Instructions to follow
Will you transcribe the entries that follow, exactly and in full?

* Begin *

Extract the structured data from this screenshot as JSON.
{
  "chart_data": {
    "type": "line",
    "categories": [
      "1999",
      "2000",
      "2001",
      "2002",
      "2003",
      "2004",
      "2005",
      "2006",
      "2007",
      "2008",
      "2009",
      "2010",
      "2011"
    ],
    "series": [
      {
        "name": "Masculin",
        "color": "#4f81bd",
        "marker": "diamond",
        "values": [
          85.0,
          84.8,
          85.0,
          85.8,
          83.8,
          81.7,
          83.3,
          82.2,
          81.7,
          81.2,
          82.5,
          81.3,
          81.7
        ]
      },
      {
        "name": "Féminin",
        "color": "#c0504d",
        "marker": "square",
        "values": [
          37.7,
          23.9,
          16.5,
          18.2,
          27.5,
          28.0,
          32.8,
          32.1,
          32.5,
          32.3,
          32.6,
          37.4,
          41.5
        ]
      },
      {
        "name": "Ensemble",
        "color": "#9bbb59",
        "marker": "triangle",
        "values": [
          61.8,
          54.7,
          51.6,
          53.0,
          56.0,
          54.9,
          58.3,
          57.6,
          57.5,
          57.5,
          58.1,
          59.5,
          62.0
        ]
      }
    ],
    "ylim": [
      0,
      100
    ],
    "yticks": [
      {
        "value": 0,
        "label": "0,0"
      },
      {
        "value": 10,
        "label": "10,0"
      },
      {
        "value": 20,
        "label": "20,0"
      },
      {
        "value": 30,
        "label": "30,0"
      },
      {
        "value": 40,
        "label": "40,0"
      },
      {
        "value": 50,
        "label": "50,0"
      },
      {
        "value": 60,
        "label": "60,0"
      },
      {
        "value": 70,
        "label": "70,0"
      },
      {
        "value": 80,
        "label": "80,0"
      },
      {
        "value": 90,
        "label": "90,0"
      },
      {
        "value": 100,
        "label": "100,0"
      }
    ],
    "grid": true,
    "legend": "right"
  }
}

* End *

The reply
Extract the structured data from this screenshot as JSON.
{
  "chart_data": {
    "type": "line",
    "categories": [
      "1999",
      "2000",
      "2001",
      "2002",
      "2003",
      "2004",
      "2005",
      "2006",
      "2007",
      "2008",
      "2009",
      "2010",
      "2011"
    ],
    "series": [
      {
        "name": "Masculin",
        "color": "#4f81bd",
        "marker": "diamond",
        "values": [
          85.0,
          84.8,
          85.0,
          85.8,
          83.8,
          81.7,
          83.3,
          82.2,
          81.7,
          81.2,
          82.5,
          81.3,
          81.7
        ]
      },
      {
        "name": "Féminin",
        "color": "#c0504d",
        "marker": "square",
        "values": [
          37.7,
          23.9,
          16.5,
          18.2,
          27.5,
          28.0,
          32.8,
          32.1,
          32.5,
          32.3,
          32.6,
          37.4,
          41.5
        ]
      },
      {
        "name": "Ensemble",
        "color": "#9bbb59",
        "marker": "triangle",
        "values": [
          61.8,
          54.7,
          51.6,
          53.0,
          56.0,
          54.9,
          58.3,
          57.6,
          57.5,
          57.5,
          58.1,
          59.5,
          62.0
        ]
      }
    ],
    "ylim": [
      0,
      100
    ],
    "yticks": [
      {
        "value": 0,
        "label": "0,0"
      },
      {
        "value": 10,
        "label": "10,0"
      },
      {
        "value": 20,
        "label": "20,0"
      },
      {
        "value": 30,
        "label": "30,0"
      },
      {
        "value": 40,
        "label": "40,0"
      },
      {
        "value": 50,
        "label": "50,0"
      },
      {
        "value": 60,
        "label": "60,0"
      },
      {
        "value": 70,
        "label": "70,0"
      },
      {
        "value": 80,
        "label": "80,0"
      },
      {
        "value": 90,
        "label": "90,0"
      },
      {
        "value": 100,
        "label": "100,0"
      }
    ],
    "grid": true,
    "legend": "right"
  }
}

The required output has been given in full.